Task prompt:
Return every record verbatim.

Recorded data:
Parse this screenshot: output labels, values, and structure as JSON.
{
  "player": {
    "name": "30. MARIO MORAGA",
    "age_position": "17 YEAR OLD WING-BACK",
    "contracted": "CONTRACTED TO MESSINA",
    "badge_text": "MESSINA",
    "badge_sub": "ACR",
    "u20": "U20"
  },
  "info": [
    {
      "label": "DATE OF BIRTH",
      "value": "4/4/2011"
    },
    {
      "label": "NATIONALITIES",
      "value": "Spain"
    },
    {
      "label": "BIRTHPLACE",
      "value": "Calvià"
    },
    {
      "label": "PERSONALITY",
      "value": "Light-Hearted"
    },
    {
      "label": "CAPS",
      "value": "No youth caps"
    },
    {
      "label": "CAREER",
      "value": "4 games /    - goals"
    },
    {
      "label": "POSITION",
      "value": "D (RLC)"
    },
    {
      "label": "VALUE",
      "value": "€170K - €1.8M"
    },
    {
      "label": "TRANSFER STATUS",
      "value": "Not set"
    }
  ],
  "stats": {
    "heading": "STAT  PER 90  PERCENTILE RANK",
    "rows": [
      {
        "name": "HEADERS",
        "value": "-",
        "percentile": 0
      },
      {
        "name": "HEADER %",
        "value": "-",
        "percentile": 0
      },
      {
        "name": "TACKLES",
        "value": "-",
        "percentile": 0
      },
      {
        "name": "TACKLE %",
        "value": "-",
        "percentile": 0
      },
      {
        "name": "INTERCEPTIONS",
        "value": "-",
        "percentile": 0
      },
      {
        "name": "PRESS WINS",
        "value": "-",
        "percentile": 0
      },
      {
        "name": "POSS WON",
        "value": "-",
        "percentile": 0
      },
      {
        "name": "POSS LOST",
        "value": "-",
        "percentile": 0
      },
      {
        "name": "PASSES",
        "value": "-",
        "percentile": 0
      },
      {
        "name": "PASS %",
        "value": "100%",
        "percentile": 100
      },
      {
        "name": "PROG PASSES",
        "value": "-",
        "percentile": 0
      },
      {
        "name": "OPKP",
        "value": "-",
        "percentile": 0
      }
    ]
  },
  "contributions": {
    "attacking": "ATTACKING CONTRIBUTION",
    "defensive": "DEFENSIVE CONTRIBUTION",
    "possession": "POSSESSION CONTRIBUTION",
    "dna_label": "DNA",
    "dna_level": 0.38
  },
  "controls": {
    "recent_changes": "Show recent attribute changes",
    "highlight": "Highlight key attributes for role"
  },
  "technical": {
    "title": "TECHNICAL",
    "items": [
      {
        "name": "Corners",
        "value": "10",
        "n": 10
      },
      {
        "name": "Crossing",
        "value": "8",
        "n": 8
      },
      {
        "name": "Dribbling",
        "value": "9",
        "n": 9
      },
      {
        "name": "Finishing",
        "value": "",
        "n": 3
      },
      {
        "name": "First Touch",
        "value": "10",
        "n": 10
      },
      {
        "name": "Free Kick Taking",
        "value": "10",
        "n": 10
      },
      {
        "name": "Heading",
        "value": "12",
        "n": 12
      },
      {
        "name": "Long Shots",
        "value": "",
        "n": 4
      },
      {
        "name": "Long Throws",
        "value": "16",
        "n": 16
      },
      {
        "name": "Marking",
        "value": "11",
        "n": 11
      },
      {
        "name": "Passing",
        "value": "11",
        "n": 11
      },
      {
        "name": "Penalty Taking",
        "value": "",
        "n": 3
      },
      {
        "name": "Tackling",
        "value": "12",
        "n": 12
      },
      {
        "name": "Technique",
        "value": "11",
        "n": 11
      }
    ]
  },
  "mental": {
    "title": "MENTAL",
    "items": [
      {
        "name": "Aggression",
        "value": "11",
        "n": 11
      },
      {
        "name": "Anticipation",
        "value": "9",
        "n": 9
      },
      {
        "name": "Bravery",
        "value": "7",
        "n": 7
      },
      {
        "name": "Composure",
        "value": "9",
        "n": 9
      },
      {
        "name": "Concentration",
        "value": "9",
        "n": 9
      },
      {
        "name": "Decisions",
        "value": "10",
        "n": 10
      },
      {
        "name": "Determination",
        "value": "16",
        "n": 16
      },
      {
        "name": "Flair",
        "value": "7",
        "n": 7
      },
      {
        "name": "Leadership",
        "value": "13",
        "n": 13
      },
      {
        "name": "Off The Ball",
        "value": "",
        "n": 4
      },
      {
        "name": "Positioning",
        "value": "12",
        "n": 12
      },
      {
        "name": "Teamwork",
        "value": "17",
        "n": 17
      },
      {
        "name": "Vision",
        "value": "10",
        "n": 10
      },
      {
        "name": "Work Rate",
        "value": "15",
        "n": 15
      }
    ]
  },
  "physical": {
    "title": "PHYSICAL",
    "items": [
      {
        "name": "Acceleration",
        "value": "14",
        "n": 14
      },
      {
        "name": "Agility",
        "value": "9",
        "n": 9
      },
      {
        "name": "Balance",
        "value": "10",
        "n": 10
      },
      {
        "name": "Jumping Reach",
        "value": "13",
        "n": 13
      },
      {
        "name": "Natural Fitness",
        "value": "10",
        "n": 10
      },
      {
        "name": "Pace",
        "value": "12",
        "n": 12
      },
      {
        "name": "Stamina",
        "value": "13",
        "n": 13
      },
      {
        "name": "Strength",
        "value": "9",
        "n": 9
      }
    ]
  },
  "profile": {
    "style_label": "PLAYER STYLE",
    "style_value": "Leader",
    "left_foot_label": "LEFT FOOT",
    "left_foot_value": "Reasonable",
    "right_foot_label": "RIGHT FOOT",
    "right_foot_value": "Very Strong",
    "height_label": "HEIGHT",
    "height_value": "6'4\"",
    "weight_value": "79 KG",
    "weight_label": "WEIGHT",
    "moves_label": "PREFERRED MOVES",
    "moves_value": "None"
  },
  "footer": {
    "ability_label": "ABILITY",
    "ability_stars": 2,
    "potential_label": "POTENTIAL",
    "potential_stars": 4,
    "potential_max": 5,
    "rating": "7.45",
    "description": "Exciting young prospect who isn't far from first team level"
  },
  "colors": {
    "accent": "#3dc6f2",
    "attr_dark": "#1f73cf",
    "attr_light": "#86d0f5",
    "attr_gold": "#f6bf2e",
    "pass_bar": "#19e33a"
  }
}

The result:
Parse this screenshot: output labels, values, and structure as JSON.
{
  "player": {
    "name": "30. MARIO MORAGA",
    "age_position": "17 YEAR OLD WING-BACK",
    "contracted": "CONTRACTED TO MESSINA",
    "badge_text": "MESSINA",
    "badge_sub": "ACR",
    "u20": "U20"
  },
  "info": [
    {
      "label": "DATE OF BIRTH",
      "value": "4/4/2011"
    },
    {
      "label": "NATIONALITIES",
      "value": "Spain"
    },
    {
      "label": "BIRTHPLACE",
      "value": "Calvià"
    },
    {
      "label": "PERSONALITY",
      "value": "Light-Hearted"
    },
    {
      "label": "CAPS",
      "value": "No youth caps"
    },
    {
      "label": "CAREER",
      "value": "4 games /    - goals"
    },
    {
      "label": "POSITION",
      "value": "D (RLC)"
    },
    {
      "label": "VALUE",
      "value": "€170K - €1.8M"
    },
    {
      "label": "TRANSFER STATUS",
      "value": "Not set"
    }
  ],
  "stats": {
    "heading": "STAT  PER 90  PERCENTILE RANK",
    "rows": [
      {
        "name": "HEADERS",
        "value": "-",
        "percentile": 0
      },
      {
        "name": "HEADER %",
        "value": "-",
        "percentile": 0
      },
      {
        "name": "TACKLES",
        "value": "-",
        "percentile": 0
      },
      {
        "name": "TACKLE %",
        "value": "-",
        "percentile": 0
      },
      {
        "name": "INTERCEPTIONS",
        "value": "-",
        "percentile": 0
      },
      {
        "name": "PRESS WINS",
        "value": "-",
        "percentile": 0
      },
      {
        "name": "POSS WON",
        "value": "-",
        "percentile": 0
      },
      {
        "name": "POSS LOST",
        "value": "-",
        "percentile": 0
      },
      {
        "name": "PASSES",
        "value": "-",
        "percentile": 0
      },
      {
        "name": "PASS %",
        "value": "100%",
        "percentile": 100
      },
      {
        "name": "PROG PASSES",
        "value": "-",
        "percentile": 0
      },
      {
        "name": "OPKP",
        "value": "-",
        "percentile": 0
      }
    ]
  },
  "contributions": {
    "attacking": "ATTACKING CONTRIBUTION",
    "defensive": "DEFENSIVE CONTRIBUTION",
    "possession": "POSSESSION CONTRIBUTION",
    "dna_label": "DNA",
    "dna_level": 0.38
  },
  "controls": {
    "recent_changes": "Show recent attribute changes",
    "highlight": "Highlight key attributes for role"
  },
  "technical": {
    "title": "TECHNICAL",
    "items": [
      {
        "name": "Corners",
        "value": "10",
        "n": 10
      },
      {
        "name": "Crossing",
        "value": "8",
        "n": 8
      },
      {
        "name": "Dribbling",
        "value": "9",
        "n": 9
      },
      {
        "name": "Finishing",
        "value": "",
        "n": 3
      },
      {
        "name": "First Touch",
        "value": "10",
        "n": 10
      },
      {
        "name": "Free Kick Taking",
        "value": "10",
        "n": 10
      },
      {
        "name": "Heading",
        "value": "12",
        "n": 12
      },
      {
        "name": "Long Shots",
        "value": "",
        "n": 4
      },
      {
        "name": "Long Throws",
        "value": "16",
        "n": 16
      },
      {
        "name": "Marking",
        "value": "11",
        "n": 11
      },
      {
        "name": "Passing",
        "value": "11",
        "n": 11
      },
      {
        "name": "Penalty Taking",
        "value": "",
        "n": 3
      },
      {
        "name": "Tackling",
        "value": "12",
        "n": 12
      },
      {
        "name": "Technique",
        "value": "11",
        "n": 11
      }
    ]
  },
  "mental": {
    "title": "MENTAL",
    "items": [
      {
        "name": "Aggression",
        "value": "11",
        "n": 11
      },
      {
        "name": "Anticipation",
        "value": "9",
        "n": 9
      },
      {
        "name": "Bravery",
        "value": "7",
        "n": 7
      },
      {
        "name": "Composure",
        "value": "9",
        "n": 9
      },
      {
        "name": "Concentration",
        "value": "9",
        "n": 9
      },
      {
        "name": "Decisions",
        "value": "10",
        "n": 10
      },
      {
        "name": "Determination",
        "value": "16",
        "n": 16
      },
      {
        "name": "Flair",
        "value": "7",
        "n": 7
      },
      {
        "name": "Leadership",
        "value": "13",
        "n": 13
      },
      {
        "name": "Off The Ball",
        "value": "",
        "n": 4
      },
      {
        "name": "Positioning",
        "value": "12",
        "n": 12
      },
      {
        "name": "Teamwork",
        "value": "17",
        "n": 17
      },
      {
        "name": "Vision",
        "value": "10",
        "n": 10
      },
      {
        "name": "Work Rate",
        "value": "15",
        "n": 15
      }
    ]
  },
  "physical": {
    "title": "PHYSICAL",
    "items": [
      {
        "name": "Acceleration",
        "value": "14",
        "n": 14
      },
      {
        "name": "Agility",
        "value": "9",
        "n": 9
      },
      {
        "name": "Balance",
        "value": "10",
        "n": 10
      },
      {
        "name": "Jumping Reach",
        "value": "13",
        "n": 13
      },
      {
        "name": "Natural Fitness",
        "value": "10",
        "n": 10
      },
      {
        "name": "Pace",
        "value": "12",
        "n": 12
      },
      {
        "name": "Stamina",
        "value": "13",
        "n": 13
      },
      {
        "name": "Strength",
        "value": "9",
        "n": 9
      }
    ]
  },
  "profile": {
    "style_label": "PLAYER STYLE",
    "style_value": "Leader",
    "left_foot_label": "LEFT FOOT",
    "left_foot_value": "Reasonable",
    "right_foot_label": "RIGHT FOOT",
    "right_foot_value": "Very Strong",
    "height_label": "HEIGHT",
    "height_value": "6'4\"",
    "weight_value": "79 KG",
    "weight_label": "WEIGHT",
    "moves_label": "PREFERRED MOVES",
    "moves_value": "None"
  },
  "footer": {
    "ability_label": "ABILITY",
    "ability_stars": 2,
    "potential_label": "POTENTIAL",
    "potential_stars": 4,
    "potential_max": 5,
    "rating": "7.45",
    "description": "Exciting young prospect who isn't far from first team level"
  },
  "colors": {
    "accent": "#3dc6f2",
    "attr_dark": "#1f73cf",
    "attr_light": "#86d0f5",
    "attr_gold": "#f6bf2e",
    "pass_bar": "#19e33a"
  }
}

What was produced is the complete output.